##### MATERIAL

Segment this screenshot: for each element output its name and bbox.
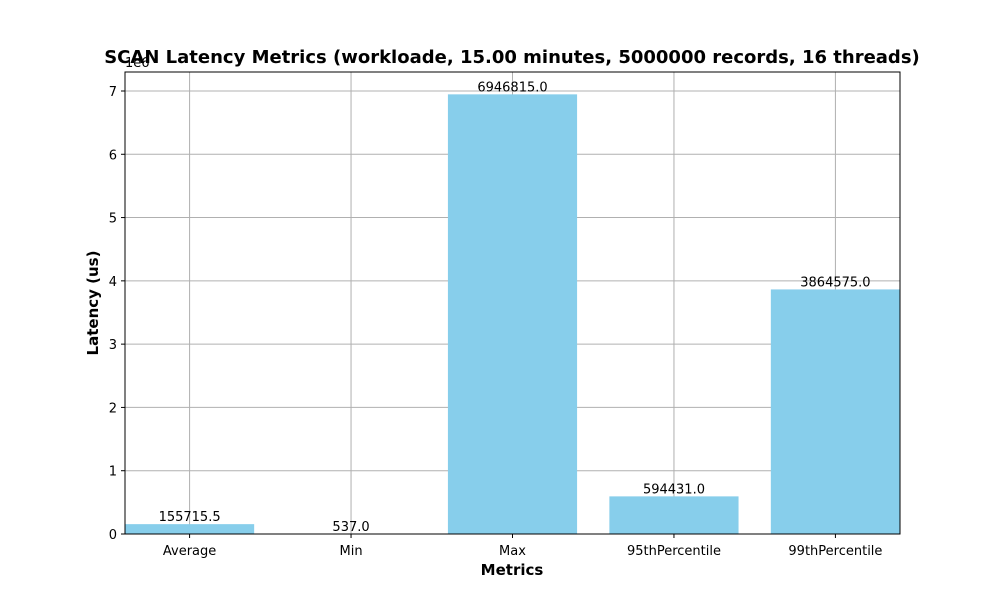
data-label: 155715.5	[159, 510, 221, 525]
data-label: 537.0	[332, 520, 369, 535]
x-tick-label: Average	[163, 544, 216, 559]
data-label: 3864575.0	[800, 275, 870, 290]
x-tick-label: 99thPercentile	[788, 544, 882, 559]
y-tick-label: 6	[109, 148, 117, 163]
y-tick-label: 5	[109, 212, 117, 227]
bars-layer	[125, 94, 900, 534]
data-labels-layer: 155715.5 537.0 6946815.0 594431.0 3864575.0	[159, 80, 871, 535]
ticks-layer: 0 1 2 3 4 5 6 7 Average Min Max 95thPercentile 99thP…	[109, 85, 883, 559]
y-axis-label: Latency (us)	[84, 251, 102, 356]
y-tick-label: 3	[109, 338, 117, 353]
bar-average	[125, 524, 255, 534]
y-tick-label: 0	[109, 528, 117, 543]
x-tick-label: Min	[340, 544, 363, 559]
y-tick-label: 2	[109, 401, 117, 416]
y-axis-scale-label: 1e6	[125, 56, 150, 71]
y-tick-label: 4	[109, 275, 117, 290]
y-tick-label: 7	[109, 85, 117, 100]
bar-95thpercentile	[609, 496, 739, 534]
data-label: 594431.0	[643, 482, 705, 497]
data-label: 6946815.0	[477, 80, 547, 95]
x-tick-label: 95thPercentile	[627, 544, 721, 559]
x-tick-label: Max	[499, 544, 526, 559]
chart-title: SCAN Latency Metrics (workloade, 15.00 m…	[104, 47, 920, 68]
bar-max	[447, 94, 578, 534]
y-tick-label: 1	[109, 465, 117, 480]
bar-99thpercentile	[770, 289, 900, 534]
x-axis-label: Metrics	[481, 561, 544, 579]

##########
##### MATERIAL

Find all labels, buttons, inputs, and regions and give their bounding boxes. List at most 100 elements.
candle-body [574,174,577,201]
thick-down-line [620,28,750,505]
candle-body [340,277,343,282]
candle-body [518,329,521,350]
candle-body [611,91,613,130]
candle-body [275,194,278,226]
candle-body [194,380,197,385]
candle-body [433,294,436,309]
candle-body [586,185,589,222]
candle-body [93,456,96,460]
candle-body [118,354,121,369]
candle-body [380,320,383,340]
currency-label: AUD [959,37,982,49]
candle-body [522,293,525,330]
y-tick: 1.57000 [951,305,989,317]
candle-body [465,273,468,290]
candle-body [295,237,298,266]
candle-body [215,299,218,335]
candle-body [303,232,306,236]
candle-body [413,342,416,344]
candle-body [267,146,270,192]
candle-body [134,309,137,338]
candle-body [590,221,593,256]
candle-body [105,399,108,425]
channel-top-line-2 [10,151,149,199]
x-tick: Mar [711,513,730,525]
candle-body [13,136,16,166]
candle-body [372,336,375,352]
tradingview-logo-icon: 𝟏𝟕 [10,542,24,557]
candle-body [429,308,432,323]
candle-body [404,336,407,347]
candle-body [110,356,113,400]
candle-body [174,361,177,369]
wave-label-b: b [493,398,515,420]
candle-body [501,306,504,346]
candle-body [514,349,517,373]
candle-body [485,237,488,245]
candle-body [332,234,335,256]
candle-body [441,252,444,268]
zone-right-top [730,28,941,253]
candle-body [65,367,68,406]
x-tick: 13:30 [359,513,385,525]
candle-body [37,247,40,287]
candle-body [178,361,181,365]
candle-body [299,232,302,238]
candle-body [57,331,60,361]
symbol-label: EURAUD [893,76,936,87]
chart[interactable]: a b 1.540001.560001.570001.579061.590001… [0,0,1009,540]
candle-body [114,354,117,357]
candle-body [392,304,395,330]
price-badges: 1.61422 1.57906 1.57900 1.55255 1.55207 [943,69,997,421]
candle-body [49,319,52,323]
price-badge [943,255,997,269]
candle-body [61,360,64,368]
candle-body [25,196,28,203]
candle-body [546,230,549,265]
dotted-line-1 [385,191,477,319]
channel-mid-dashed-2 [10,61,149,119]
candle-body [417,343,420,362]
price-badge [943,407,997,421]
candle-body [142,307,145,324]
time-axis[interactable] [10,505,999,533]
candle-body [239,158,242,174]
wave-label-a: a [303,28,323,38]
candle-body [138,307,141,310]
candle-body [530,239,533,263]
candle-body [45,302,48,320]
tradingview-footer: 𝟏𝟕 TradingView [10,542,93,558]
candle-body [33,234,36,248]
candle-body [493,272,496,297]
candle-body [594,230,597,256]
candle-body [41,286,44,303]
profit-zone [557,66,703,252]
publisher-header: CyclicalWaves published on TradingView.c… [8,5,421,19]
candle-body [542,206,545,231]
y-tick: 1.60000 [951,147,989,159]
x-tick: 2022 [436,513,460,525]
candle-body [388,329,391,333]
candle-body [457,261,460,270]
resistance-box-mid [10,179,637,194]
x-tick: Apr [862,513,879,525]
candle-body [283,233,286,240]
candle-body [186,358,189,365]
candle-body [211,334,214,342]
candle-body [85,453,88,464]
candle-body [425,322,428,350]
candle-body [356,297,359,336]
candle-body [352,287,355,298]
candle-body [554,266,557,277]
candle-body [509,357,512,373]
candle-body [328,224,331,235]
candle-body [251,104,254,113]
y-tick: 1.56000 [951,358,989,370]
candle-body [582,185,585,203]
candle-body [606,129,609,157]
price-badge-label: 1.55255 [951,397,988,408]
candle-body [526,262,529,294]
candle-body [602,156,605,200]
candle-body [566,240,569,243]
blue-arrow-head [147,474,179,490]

##########

**TASK PROMPT**
Repeat, unchanged, the lines from the one containing "510, 221, 525]" through the one containing "148, 117, 163]", including both of those lines.

**EXPECTED ANSWER**
data-label: 155715.5	[159, 510, 221, 525]
data-label: 537.0	[332, 520, 369, 535]
x-tick-label: Average	[163, 544, 216, 559]
data-label: 3864575.0	[800, 275, 870, 290]
x-tick-label: 99thPercentile	[788, 544, 882, 559]
y-tick-label: 6	[109, 148, 117, 163]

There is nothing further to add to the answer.